**What is expected**
Which lines of the records contain "JSON"? Collect every one of them.

**Data lines**

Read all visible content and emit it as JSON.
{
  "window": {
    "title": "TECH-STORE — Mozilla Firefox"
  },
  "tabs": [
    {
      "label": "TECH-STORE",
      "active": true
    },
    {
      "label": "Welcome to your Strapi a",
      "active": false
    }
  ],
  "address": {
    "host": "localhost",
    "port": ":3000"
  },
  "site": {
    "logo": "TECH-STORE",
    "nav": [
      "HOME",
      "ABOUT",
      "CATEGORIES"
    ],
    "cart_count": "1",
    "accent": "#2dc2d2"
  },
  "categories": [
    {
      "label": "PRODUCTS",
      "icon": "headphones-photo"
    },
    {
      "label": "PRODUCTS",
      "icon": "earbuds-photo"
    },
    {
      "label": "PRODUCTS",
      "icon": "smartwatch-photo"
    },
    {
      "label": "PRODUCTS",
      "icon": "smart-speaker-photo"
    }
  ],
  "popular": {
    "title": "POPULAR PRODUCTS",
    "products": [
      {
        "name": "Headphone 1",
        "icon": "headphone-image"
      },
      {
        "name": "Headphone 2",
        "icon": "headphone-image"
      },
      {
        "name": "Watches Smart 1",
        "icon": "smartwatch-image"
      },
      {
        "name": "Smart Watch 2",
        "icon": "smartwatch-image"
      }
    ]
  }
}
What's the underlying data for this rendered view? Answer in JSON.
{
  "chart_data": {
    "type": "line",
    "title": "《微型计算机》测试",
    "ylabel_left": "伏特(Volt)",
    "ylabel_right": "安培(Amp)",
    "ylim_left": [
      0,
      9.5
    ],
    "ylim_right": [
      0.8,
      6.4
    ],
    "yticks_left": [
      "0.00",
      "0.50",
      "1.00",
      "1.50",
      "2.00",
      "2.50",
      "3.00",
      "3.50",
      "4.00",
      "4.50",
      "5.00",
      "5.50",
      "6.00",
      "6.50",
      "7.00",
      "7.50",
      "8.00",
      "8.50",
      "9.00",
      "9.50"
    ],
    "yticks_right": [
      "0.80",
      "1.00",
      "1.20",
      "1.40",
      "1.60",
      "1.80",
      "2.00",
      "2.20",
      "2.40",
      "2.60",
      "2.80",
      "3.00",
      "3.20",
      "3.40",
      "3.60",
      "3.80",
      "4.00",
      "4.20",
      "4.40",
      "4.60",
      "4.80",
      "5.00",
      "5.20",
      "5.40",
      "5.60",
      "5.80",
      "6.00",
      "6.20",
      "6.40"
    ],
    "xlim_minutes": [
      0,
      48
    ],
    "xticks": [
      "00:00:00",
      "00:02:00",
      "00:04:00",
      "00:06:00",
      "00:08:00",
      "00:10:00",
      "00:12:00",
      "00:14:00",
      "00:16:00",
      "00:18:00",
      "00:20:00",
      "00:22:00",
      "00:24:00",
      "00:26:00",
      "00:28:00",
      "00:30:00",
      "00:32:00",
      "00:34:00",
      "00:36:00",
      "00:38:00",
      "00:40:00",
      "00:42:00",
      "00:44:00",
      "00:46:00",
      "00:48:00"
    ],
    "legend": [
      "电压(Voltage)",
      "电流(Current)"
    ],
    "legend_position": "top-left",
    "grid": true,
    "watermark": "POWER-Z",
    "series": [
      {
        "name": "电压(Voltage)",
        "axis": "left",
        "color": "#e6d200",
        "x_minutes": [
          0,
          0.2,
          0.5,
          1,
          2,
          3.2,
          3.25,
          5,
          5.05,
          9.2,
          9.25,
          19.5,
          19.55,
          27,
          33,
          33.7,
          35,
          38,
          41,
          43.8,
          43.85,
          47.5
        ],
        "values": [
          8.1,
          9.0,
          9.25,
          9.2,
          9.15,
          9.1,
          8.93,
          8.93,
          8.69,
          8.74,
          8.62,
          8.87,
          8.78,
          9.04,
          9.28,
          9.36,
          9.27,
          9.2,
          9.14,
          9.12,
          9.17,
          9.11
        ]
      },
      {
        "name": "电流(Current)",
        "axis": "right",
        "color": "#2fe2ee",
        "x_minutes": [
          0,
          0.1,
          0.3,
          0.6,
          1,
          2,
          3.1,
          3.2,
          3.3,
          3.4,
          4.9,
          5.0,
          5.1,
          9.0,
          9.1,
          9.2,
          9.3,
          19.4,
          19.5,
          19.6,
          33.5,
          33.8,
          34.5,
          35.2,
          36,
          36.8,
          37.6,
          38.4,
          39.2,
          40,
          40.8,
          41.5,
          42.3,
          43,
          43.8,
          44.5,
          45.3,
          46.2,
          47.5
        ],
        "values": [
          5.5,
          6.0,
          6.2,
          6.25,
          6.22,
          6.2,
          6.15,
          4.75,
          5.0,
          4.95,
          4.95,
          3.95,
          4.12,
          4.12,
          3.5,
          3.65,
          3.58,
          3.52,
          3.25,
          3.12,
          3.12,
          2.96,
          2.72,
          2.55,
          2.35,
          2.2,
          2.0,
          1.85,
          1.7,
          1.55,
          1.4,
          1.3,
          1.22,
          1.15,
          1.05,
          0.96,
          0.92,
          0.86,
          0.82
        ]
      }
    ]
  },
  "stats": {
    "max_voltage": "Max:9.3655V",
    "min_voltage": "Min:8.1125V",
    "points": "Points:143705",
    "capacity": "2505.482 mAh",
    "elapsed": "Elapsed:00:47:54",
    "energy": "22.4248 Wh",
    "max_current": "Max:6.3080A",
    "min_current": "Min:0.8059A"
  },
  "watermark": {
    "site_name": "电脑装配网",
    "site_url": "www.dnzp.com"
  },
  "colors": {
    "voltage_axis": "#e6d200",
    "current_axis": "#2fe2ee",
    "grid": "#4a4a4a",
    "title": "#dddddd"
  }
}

**Answer to this task**
Read all visible content and emit it as JSON.
What's the underlying data for this rendered view? Answer in JSON.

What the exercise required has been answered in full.